» **PROBLEM TO SOLVE**
What follows are records. Restate all of them word for word.

Stored data
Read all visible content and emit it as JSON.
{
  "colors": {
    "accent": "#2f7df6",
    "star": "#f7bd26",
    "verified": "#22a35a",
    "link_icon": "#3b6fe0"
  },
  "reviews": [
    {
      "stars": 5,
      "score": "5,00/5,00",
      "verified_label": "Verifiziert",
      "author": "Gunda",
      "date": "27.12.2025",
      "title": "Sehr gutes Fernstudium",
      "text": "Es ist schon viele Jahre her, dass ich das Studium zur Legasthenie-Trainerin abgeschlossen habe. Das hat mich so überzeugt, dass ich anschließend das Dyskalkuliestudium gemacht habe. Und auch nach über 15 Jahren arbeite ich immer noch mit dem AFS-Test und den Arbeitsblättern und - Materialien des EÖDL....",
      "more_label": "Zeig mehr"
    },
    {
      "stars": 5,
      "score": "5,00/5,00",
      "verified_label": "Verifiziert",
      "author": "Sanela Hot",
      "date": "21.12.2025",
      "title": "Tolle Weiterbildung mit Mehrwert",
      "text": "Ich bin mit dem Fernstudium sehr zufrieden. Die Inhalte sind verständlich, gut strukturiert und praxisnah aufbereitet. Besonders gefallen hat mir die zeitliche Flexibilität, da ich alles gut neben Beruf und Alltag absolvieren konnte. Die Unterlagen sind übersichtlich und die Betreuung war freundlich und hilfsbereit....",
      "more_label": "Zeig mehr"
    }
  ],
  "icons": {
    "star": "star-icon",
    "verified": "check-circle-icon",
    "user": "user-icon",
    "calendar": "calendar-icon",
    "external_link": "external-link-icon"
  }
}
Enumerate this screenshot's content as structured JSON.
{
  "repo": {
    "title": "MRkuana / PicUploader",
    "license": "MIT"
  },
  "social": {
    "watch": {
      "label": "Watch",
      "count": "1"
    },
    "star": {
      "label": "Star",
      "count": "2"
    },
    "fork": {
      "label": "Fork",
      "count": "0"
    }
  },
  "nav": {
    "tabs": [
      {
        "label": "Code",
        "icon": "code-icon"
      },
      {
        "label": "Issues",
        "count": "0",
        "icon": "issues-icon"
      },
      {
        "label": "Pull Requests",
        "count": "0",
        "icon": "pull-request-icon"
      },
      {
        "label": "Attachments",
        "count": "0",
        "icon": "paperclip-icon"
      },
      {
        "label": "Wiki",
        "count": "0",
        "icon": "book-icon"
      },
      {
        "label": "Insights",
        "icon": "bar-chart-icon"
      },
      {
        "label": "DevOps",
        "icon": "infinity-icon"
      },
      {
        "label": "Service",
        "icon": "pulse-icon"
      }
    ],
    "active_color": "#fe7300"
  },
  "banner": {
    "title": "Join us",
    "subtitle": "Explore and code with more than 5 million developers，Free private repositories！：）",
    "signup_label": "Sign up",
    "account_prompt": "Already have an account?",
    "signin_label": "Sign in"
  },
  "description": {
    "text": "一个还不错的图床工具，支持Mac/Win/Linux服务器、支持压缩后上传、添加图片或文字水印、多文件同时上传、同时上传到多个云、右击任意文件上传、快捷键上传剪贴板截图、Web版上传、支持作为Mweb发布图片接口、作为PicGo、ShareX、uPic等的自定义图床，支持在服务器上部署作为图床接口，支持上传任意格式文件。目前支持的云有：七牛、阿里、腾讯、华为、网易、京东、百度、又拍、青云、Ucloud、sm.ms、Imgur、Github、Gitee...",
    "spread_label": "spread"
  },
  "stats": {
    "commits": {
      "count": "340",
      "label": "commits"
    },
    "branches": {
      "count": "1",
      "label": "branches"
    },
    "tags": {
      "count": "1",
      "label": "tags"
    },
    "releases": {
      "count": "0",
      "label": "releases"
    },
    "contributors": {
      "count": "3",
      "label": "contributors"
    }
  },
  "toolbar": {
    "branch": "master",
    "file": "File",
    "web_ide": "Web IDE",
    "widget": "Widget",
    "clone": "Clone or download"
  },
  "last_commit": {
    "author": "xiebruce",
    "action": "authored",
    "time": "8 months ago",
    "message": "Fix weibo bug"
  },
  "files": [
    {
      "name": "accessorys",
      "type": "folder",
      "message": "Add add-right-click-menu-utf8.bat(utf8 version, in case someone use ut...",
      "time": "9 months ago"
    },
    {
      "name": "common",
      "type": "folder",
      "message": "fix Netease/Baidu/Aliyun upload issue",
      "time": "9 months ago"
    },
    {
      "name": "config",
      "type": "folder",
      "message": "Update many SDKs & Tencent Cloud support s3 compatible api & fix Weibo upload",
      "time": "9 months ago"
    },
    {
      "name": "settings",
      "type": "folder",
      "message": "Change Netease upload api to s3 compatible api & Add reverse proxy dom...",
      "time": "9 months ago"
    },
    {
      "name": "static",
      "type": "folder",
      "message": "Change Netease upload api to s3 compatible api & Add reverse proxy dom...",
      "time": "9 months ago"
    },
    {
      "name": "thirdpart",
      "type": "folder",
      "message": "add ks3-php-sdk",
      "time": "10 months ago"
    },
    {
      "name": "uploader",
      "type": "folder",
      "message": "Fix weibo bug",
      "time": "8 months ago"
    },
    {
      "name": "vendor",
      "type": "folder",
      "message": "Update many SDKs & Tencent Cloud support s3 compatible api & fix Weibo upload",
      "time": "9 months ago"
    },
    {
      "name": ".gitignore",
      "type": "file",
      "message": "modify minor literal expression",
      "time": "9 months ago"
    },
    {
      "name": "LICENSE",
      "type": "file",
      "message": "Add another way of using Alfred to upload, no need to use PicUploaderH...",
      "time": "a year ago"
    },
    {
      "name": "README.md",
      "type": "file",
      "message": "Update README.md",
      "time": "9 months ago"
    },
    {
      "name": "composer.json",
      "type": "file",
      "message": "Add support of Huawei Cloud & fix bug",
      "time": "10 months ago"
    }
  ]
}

» **SOLUTION**
Read all visible content and emit it as JSON.
{
  "colors": {
    "accent": "#2f7df6",
    "star": "#f7bd26",
    "verified": "#22a35a",
    "link_icon": "#3b6fe0"
  },
  "reviews": [
    {
      "stars": 5,
      "score": "5,00/5,00",
      "verified_label": "Verifiziert",
      "author": "Gunda",
      "date": "27.12.2025",
      "title": "Sehr gutes Fernstudium",
      "text": "Es ist schon viele Jahre her, dass ich das Studium zur Legasthenie-Trainerin abgeschlossen habe. Das hat mich so überzeugt, dass ich anschließend das Dyskalkuliestudium gemacht habe. Und auch nach über 15 Jahren arbeite ich immer noch mit dem AFS-Test und den Arbeitsblättern und - Materialien des EÖDL....",
      "more_label": "Zeig mehr"
    },
    {
      "stars": 5,
      "score": "5,00/5,00",
      "verified_label": "Verifiziert",
      "author": "Sanela Hot",
      "date": "21.12.2025",
      "title": "Tolle Weiterbildung mit Mehrwert",
      "text": "Ich bin mit dem Fernstudium sehr zufrieden. Die Inhalte sind verständlich, gut strukturiert und praxisnah aufbereitet. Besonders gefallen hat mir die zeitliche Flexibilität, da ich alles gut neben Beruf und Alltag absolvieren konnte. Die Unterlagen sind übersichtlich und die Betreuung war freundlich und hilfsbereit....",
      "more_label": "Zeig mehr"
    }
  ],
  "icons": {
    "star": "star-icon",
    "verified": "check-circle-icon",
    "user": "user-icon",
    "calendar": "calendar-icon",
    "external_link": "external-link-icon"
  }
}
Enumerate this screenshot's content as structured JSON.
{
  "repo": {
    "title": "MRkuana / PicUploader",
    "license": "MIT"
  },
  "social": {
    "watch": {
      "label": "Watch",
      "count": "1"
    },
    "star": {
      "label": "Star",
      "count": "2"
    },
    "fork": {
      "label": "Fork",
      "count": "0"
    }
  },
  "nav": {
    "tabs": [
      {
        "label": "Code",
        "icon": "code-icon"
      },
      {
        "label": "Issues",
        "count": "0",
        "icon": "issues-icon"
      },
      {
        "label": "Pull Requests",
        "count": "0",
        "icon": "pull-request-icon"
      },
      {
        "label": "Attachments",
        "count": "0",
        "icon": "paperclip-icon"
      },
      {
        "label": "Wiki",
        "count": "0",
        "icon": "book-icon"
      },
      {
        "label": "Insights",
        "icon": "bar-chart-icon"
      },
      {
        "label": "DevOps",
        "icon": "infinity-icon"
      },
      {
        "label": "Service",
        "icon": "pulse-icon"
      }
    ],
    "active_color": "#fe7300"
  },
  "banner": {
    "title": "Join us",
    "subtitle": "Explore and code with more than 5 million developers，Free private repositories！：）",
    "signup_label": "Sign up",
    "account_prompt": "Already have an account?",
    "signin_label": "Sign in"
  },
  "description": {
    "text": "一个还不错的图床工具，支持Mac/Win/Linux服务器、支持压缩后上传、添加图片或文字水印、多文件同时上传、同时上传到多个云、右击任意文件上传、快捷键上传剪贴板截图、Web版上传、支持作为Mweb发布图片接口、作为PicGo、ShareX、uPic等的自定义图床，支持在服务器上部署作为图床接口，支持上传任意格式文件。目前支持的云有：七牛、阿里、腾讯、华为、网易、京东、百度、又拍、青云、Ucloud、sm.ms、Imgur、Github、Gitee...",
    "spread_label": "spread"
  },
  "stats": {
    "commits": {
      "count": "340",
      "label": "commits"
    },
    "branches": {
      "count": "1",
      "label": "branches"
    },
    "tags": {
      "count": "1",
      "label": "tags"
    },
    "releases": {
      "count": "0",
      "label": "releases"
    },
    "contributors": {
      "count": "3",
      "label": "contributors"
    }
  },
  "toolbar": {
    "branch": "master",
    "file": "File",
    "web_ide": "Web IDE",
    "widget": "Widget",
    "clone": "Clone or download"
  },
  "last_commit": {
    "author": "xiebruce",
    "action": "authored",
    "time": "8 months ago",
    "message": "Fix weibo bug"
  },
  "files": [
    {
      "name": "accessorys",
      "type": "folder",
      "message": "Add add-right-click-menu-utf8.bat(utf8 version, in case someone use ut...",
      "time": "9 months ago"
    },
    {
      "name": "common",
      "type": "folder",
      "message": "fix Netease/Baidu/Aliyun upload issue",
      "time": "9 months ago"
    },
    {
      "name": "config",
      "type": "folder",
      "message": "Update many SDKs & Tencent Cloud support s3 compatible api & fix Weibo upload",
      "time": "9 months ago"
    },
    {
      "name": "settings",
      "type": "folder",
      "message": "Change Netease upload api to s3 compatible api & Add reverse proxy dom...",
      "time": "9 months ago"
    },
    {
      "name": "static",
      "type": "folder",
      "message": "Change Netease upload api to s3 compatible api & Add reverse proxy dom...",
      "time": "9 months ago"
    },
    {
      "name": "thirdpart",
      "type": "folder",
      "message": "add ks3-php-sdk",
      "time": "10 months ago"
    },
    {
      "name": "uploader",
      "type": "folder",
      "message": "Fix weibo bug",
      "time": "8 months ago"
    },
    {
      "name": "vendor",
      "type": "folder",
      "message": "Update many SDKs & Tencent Cloud support s3 compatible api & fix Weibo upload",
      "time": "9 months ago"
    },
    {
      "name": ".gitignore",
      "type": "file",
      "message": "modify minor literal expression",
      "time": "9 months ago"
    },
    {
      "name": "LICENSE",
      "type": "file",
      "message": "Add another way of using Alfred to upload, no need to use PicUploaderH...",
      "time": "a year ago"
    },
    {
      "name": "README.md",
      "type": "file",
      "message": "Update README.md",
      "time": "9 months ago"
    },
    {
      "name": "composer.json",
      "type": "file",
      "message": "Add support of Huawei Cloud & fix bug",
      "time": "10 months ago"
    }
  ]
}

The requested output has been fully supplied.